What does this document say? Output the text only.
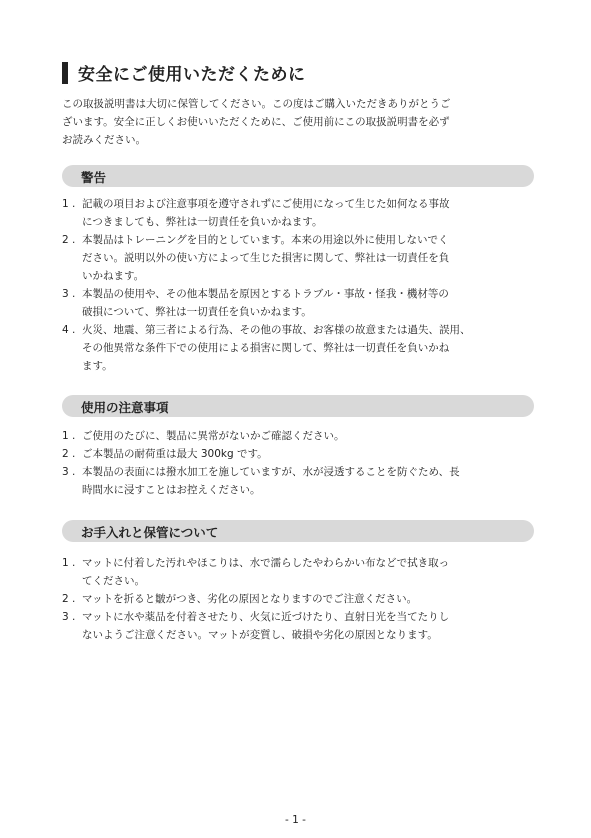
安全にご使用いただくために
この取扱説明書は大切に保管してください。この度はご購入いただきありがとうご
ざいます。安全に正しくお使いいただくために、ご使用前にこの取扱説明書を必ず
お読みください。
警告
1 . 記載の項目および注意事項を遵守されずにご使用になって生じた如何なる事故
につきましても、弊社は一切責任を負いかねます。
2 . 本製品はトレーニングを目的としています。本来の用途以外に使用しないでく
ださい。説明以外の使い方によって生じた損害に関して、弊社は一切責任を負
いかねます。
3 . 本製品の使用や、その他本製品を原因とするトラブル・事故・怪我・機材等の
破損について、弊社は一切責任を負いかねます。
4 . 火災、地震、第三者による行為、その他の事故、お客様の故意または過失、誤用、
その他異常な条件下での使用による損害に関して、弊社は一切責任を負いかね
ます。
使用の注意事項
1 . ご使用のたびに、製品に異常がないかご確認ください。
2 . ご本製品の耐荷重は最大 300kg です。
3 . 本製品の表面には撥水加工を施していますが、水が浸透することを防ぐため、長
時間水に浸すことはお控えください。
お手入れと保管について
1 . マットに付着した汚れやほこりは、水で濡らしたやわらかい布などで拭き取っ
てください。
2 . マットを折ると皺がつき、劣化の原因となりますのでご注意ください。
3 . マットに水や薬品を付着させたり、火気に近づけたり、直射日光を当てたりし
ないようご注意ください。マットが変質し、破損や劣化の原因となります。
- 1 -
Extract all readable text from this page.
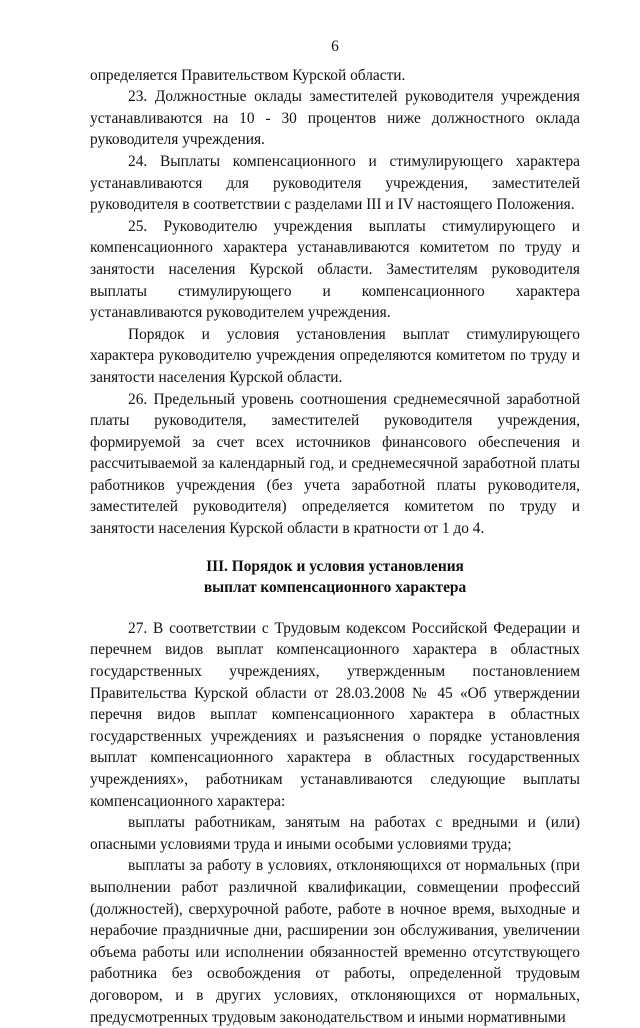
6

определяется Правительством Курской области.

23. Должностные оклады заместителей руководителя учреждения устанавливаются на 10 - 30 процентов ниже должностного оклада руководителя учреждения.

24. Выплаты компенсационного и стимулирующего характера устанавливаются для руководителя учреждения, заместителей руководителя в соответствии с разделами III и IV настоящего Положения.

25. Руководителю учреждения выплаты стимулирующего и компенсационного характера устанавливаются комитетом по труду и занятости населения Курской области. Заместителям руководителя выплаты стимулирующего и компенсационного характера устанавливаются руководителем учреждения.

Порядок и условия установления выплат стимулирующего характера руководителю учреждения определяются комитетом по труду и занятости населения Курской области.

26. Предельный уровень соотношения среднемесячной заработной платы руководителя, заместителей руководителя учреждения, формируемой за счет всех источников финансового обеспечения и рассчитываемой за календарный год, и среднемесячной заработной платы работников учреждения (без учета заработной платы руководителя, заместителей руководителя) определяется комитетом по труду и занятости населения Курской области в кратности от 1 до 4.

III. Порядок и условия установления
выплат компенсационного характера

27. В соответствии с Трудовым кодексом Российской Федерации и перечнем видов выплат компенсационного характера в областных государственных учреждениях, утвержденным постановлением Правительства Курской области от 28.03.2008 № 45 «Об утверждении перечня видов выплат компенсационного характера в областных государственных учреждениях и разъяснения о порядке установления выплат компенсационного характера в областных государственных учреждениях», работникам устанавливаются следующие выплаты компенсационного характера:

выплаты работникам, занятым на работах с вредными и (или) опасными условиями труда и иными особыми условиями труда;

выплаты за работу в условиях, отклоняющихся от нормальных (при выполнении работ различной квалификации, совмещении профессий (должностей), сверхурочной работе, работе в ночное время, выходные и нерабочие праздничные дни, расширении зон обслуживания, увеличении объема работы или исполнении обязанностей временно отсутствующего работника без освобождения от работы, определенной трудовым договором, и в других условиях, отклоняющихся от нормальных, предусмотренных трудовым законодательством и иными нормативными
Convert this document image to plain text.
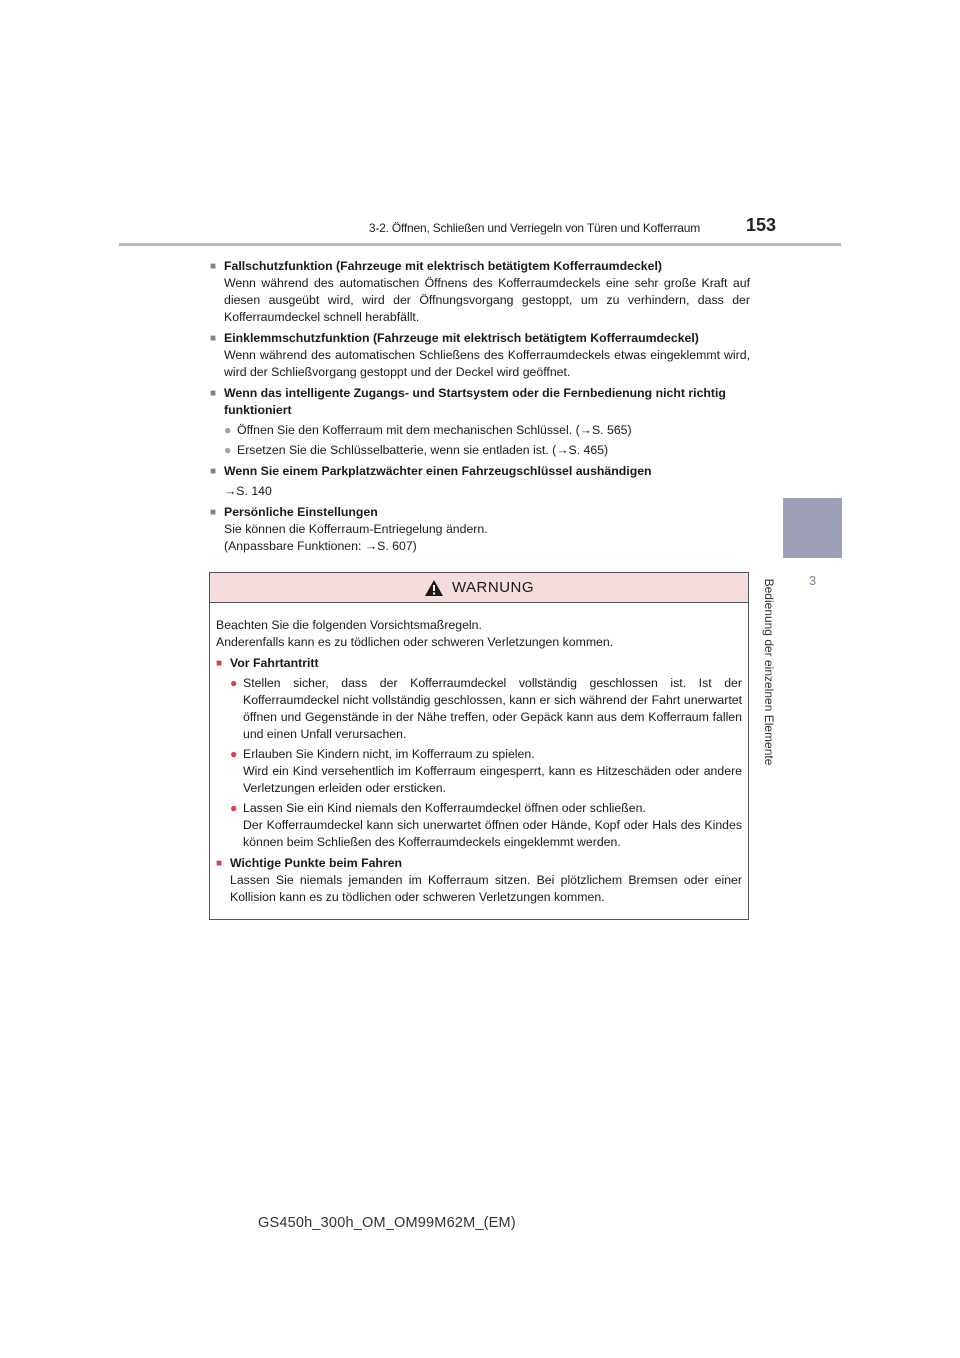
3-2. Öffnen, Schließen und Verriegeln von Türen und Kofferraum	153
3
Bedienung der einzelnen Elemente
■ Fallschutzfunktion (Fahrzeuge mit elektrisch betätigtem Kofferraumdeckel)
Wenn während des automatischen Öffnens des Kofferraumdeckels eine sehr große Kraft auf diesen ausgeübt wird, wird der Öffnungsvorgang gestoppt, um zu verhindern, dass der Kofferraumdeckel schnell herabfällt.
■ Einklemmschutzfunktion (Fahrzeuge mit elektrisch betätigtem Kofferraumdeckel)
Wenn während des automatischen Schließens des Kofferraumdeckels etwas eingeklemmt wird, wird der Schließvorgang gestoppt und der Deckel wird geöffnet.
■ Wenn das intelligente Zugangs- und Startsystem oder die Fernbedienung nicht richtig funktioniert
● Öffnen Sie den Kofferraum mit dem mechanischen Schlüssel. (→S. 565)
● Ersetzen Sie die Schlüsselbatterie, wenn sie entladen ist. (→S. 465)
■ Wenn Sie einem Parkplatzwächter einen Fahrzeugschlüssel aushändigen
→S. 140
■ Persönliche Einstellungen
Sie können die Kofferraum-Entriegelung ändern.
(Anpassbare Funktionen: →S. 607)
WARNUNG
Beachten Sie die folgenden Vorsichtsmaßregeln.
Anderenfalls kann es zu tödlichen oder schweren Verletzungen kommen.
■ Vor Fahrtantritt
● Stellen sicher, dass der Kofferraumdeckel vollständig geschlossen ist. Ist der Kofferraumdeckel nicht vollständig geschlossen, kann er sich während der Fahrt unerwartet öffnen und Gegenstände in der Nähe treffen, oder Gepäck kann aus dem Kofferraum fallen und einen Unfall verursachen.
● Erlauben Sie Kindern nicht, im Kofferraum zu spielen.
Wird ein Kind versehentlich im Kofferraum eingesperrt, kann es Hitzeschäden oder andere Verletzungen erleiden oder ersticken.
● Lassen Sie ein Kind niemals den Kofferraumdeckel öffnen oder schließen.
Der Kofferraumdeckel kann sich unerwartet öffnen oder Hände, Kopf oder Hals des Kindes können beim Schließen des Kofferraumdeckels eingeklemmt werden.
■ Wichtige Punkte beim Fahren
Lassen Sie niemals jemanden im Kofferraum sitzen. Bei plötzlichem Bremsen oder einer Kollision kann es zu tödlichen oder schweren Verletzungen kommen.
GS450h_300h_OM_OM99M62M_(EM)
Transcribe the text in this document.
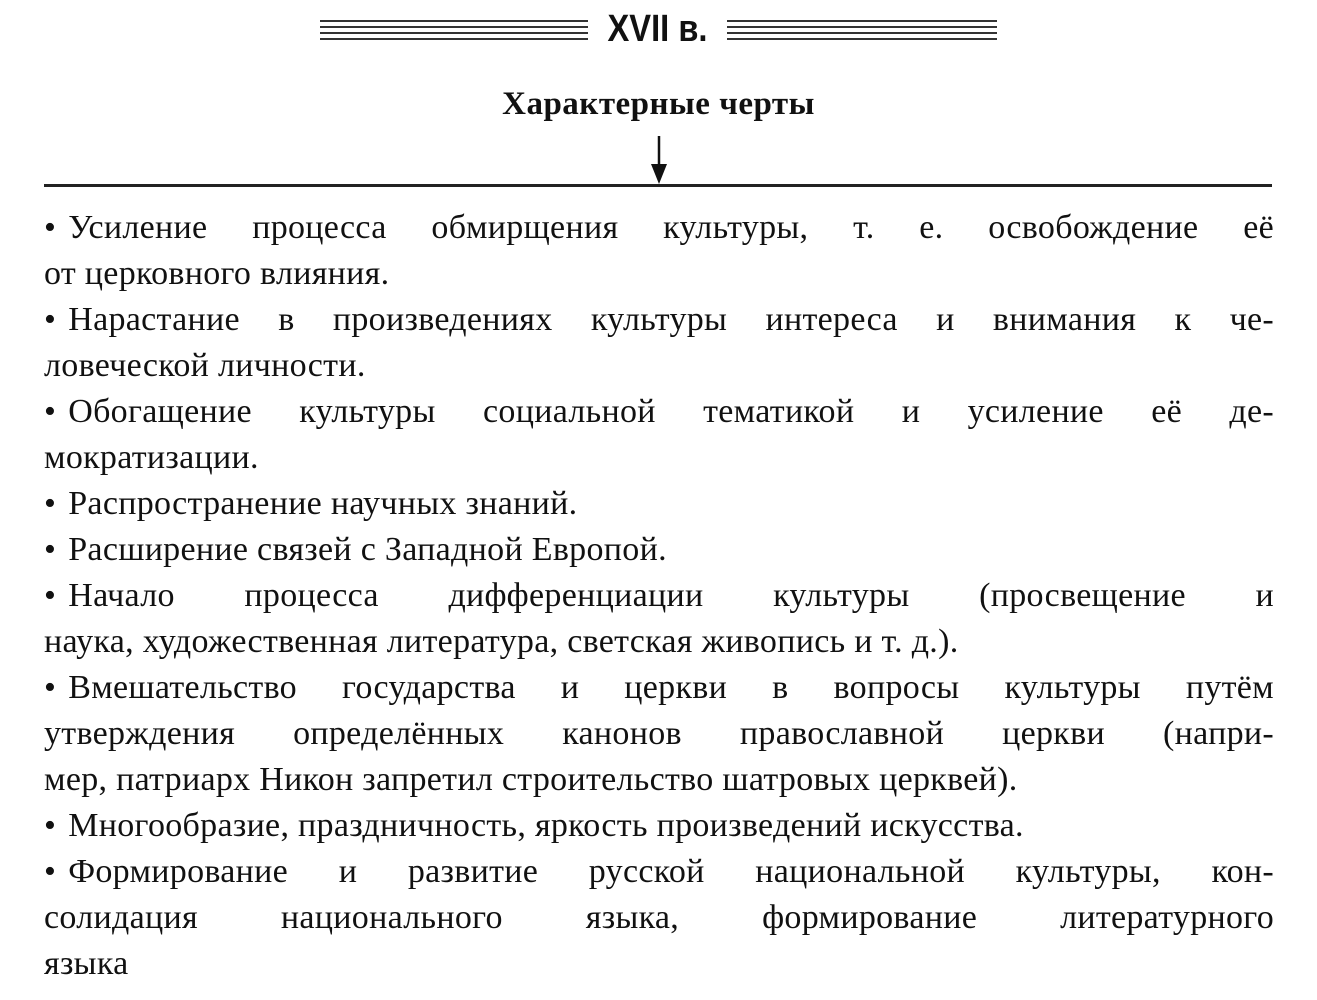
XVII в.
Характерные черты
• Усиление процесса обмирщения культуры, т. е. освобождение её
от церковного влияния.
• Нарастание в произведениях культуры интереса и внимания к че-
ловеческой личности.
• Обогащение культуры социальной тематикой и усиление её де-
мократизации.
• Распространение научных знаний.
• Расширение связей с Западной Европой.
• Начало процесса дифференциации культуры (просвещение и
наука, художественная литература, светская живопись и т. д.).
• Вмешательство государства и церкви в вопросы культуры путём
утверждения определённых канонов православной церкви (напри-
мер, патриарх Никон запретил строительство шатровых церквей).
• Многообразие, праздничность, яркость произведений искусства.
• Формирование и развитие русской национальной культуры, кон-
солидация национального языка, формирование литературного
языка
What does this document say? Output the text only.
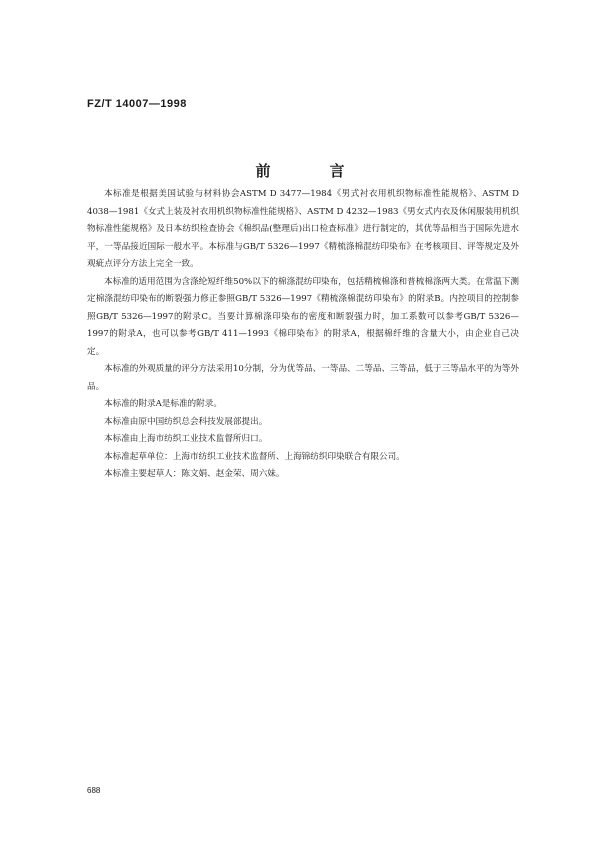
FZ/T 14007—1998
前　言

本标准是根据美国试验与材料协会ASTM D 3477—1984《男式衬衣用机织物标准性能规格》、ASTM D 4038—1981《女式上装及衬衣用机织物标准性能规格》、ASTM D 4232—1983《男女式内衣及休闲服装用机织物标准性能规格》及日本纺织检查协会《棉织品(整理后)出口检查标准》进行制定的，其优等品相当于国际先进水平，一等品接近国际一般水平。本标准与GB/T 5326—1997《精梳涤棉混纺印染布》在考核项目、评等规定及外观疵点评分方法上完全一致。

本标准的适用范围为含涤纶短纤维50%以下的棉涤混纺印染布，包括精梳棉涤和普梳棉涤两大类。在常温下测定棉涤混纺印染布的断裂强力修正参照GB/T 5326—1997《精梳涤棉混纺印染布》的附录B。内控项目的控制参照GB/T 5326—1997的附录C。当要计算棉涤印染布的密度和断裂强力时，加工系数可以参考GB/T 5326—1997的附录A，也可以参考GB/T 411—1993《棉印染布》的附录A，根据棉纤维的含量大小，由企业自己决定。

本标准的外观质量的评分方法采用10分制，分为优等品、一等品、二等品、三等品，低于三等品水平的为等外品。

本标准的附录A是标准的附录。

本标准由原中国纺织总会科技发展部提出。

本标准由上海市纺织工业技术监督所归口。

本标准起草单位：上海市纺织工业技术监督所、上海锦纺织印染联合有限公司。

本标准主要起草人：陈文娟、赵金荣、周六妹。

688
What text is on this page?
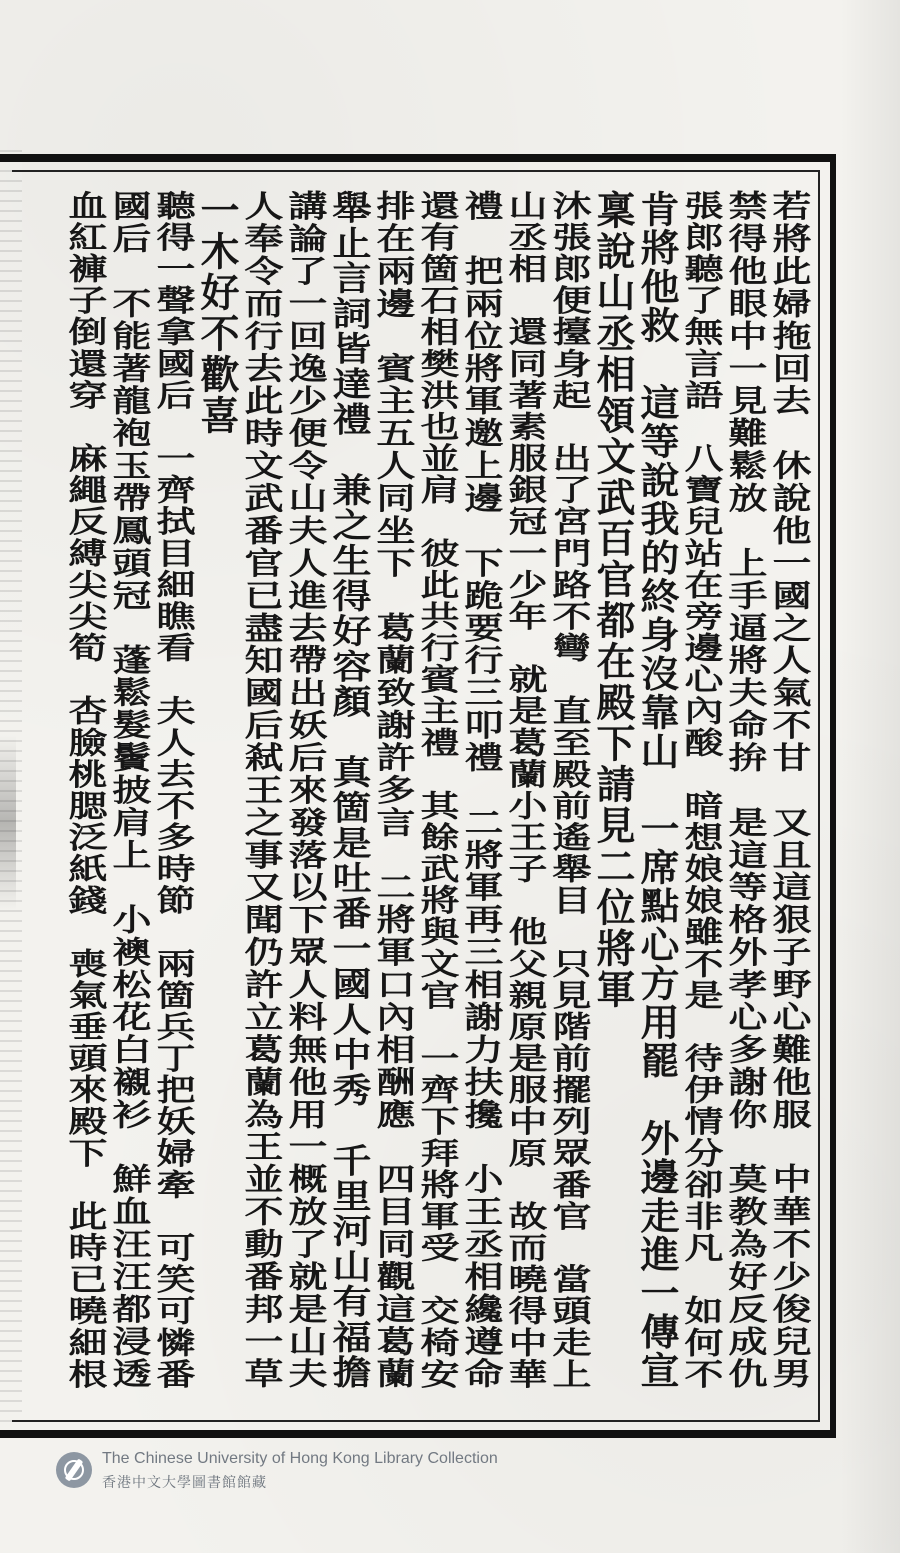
若將此婦拖回去　休說他一國之人氣不甘　又且這狠子野心難他服　中華不少俊兒男
禁得他眼中一見難鬆放　上手逼將夫命拚　是這等格外孝心多謝你　莫教為好反成仇
張郎聽了無言語　八寶兒站在旁邊心內酸　暗想娘娘雖不是　待伊情分卻非凡　如何不
肯將他救　這等說我的終身沒靠山　一席點心方用罷　外邊走進一傳宣
稟說山丞相領文武百官都在殿下請見二位將軍
沐張郎便擡身起　出了宮門路不彎　直至殿前遙舉目　只見階前擺列眾番官　當頭走上
山丞相　還同著素服銀冠一少年　就是葛蘭小王子　他父親原是服中原　故而曉得中華
禮　把兩位將軍邀上邊　下跪要行三叩禮　二將軍再三相謝力扶攙　小王丞相纔遵命
還有箇石相樊洪也並肩　彼此共行賓主禮　其餘武將與文官　一齊下拜將軍受　交椅安
排在兩邊　賓主五人同坐下　葛蘭致謝許多言　二將軍口內相酬應　四目同觀這葛蘭
舉止言詞皆達禮　兼之生得好容顏　真箇是吐番一國人中秀　千里河山有福擔
講論了一回逸少便令山夫人進去帶出妖后來發落以下眾人料無他用一概放了就是山夫
人奉令而行去此時文武番官已盡知國后弒王之事又聞仍許立葛蘭為王並不動番邦一草
一木好不歡喜
聽得一聲拿國后　一齊拭目細瞧看　夫人去不多時節　兩箇兵丁把妖婦牽　可笑可憐番
國后　不能著龍袍玉帶鳳頭冠　蓬鬆髮鬢披肩上　小襖松花白襯衫　鮮血汪汪都浸透
血紅褲子倒還穿　麻繩反縛尖尖筍　杏臉桃腮泛紙錢　喪氣垂頭來殿下　此時已曉細根
The Chinese University of Hong Kong Library Collection
香港中文大學圖書館館藏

______________________________

Exercise description. From the entries above, copy out every line where the string "betätigtem" appears.

Exercise solution.
■ Fallschutzfunktion (Fahrzeuge mit elektrisch betätigtem Kofferraumdeckel)
■ Einklemmschutzfunktion (Fahrzeuge mit elektrisch betätigtem Kofferraumdeckel)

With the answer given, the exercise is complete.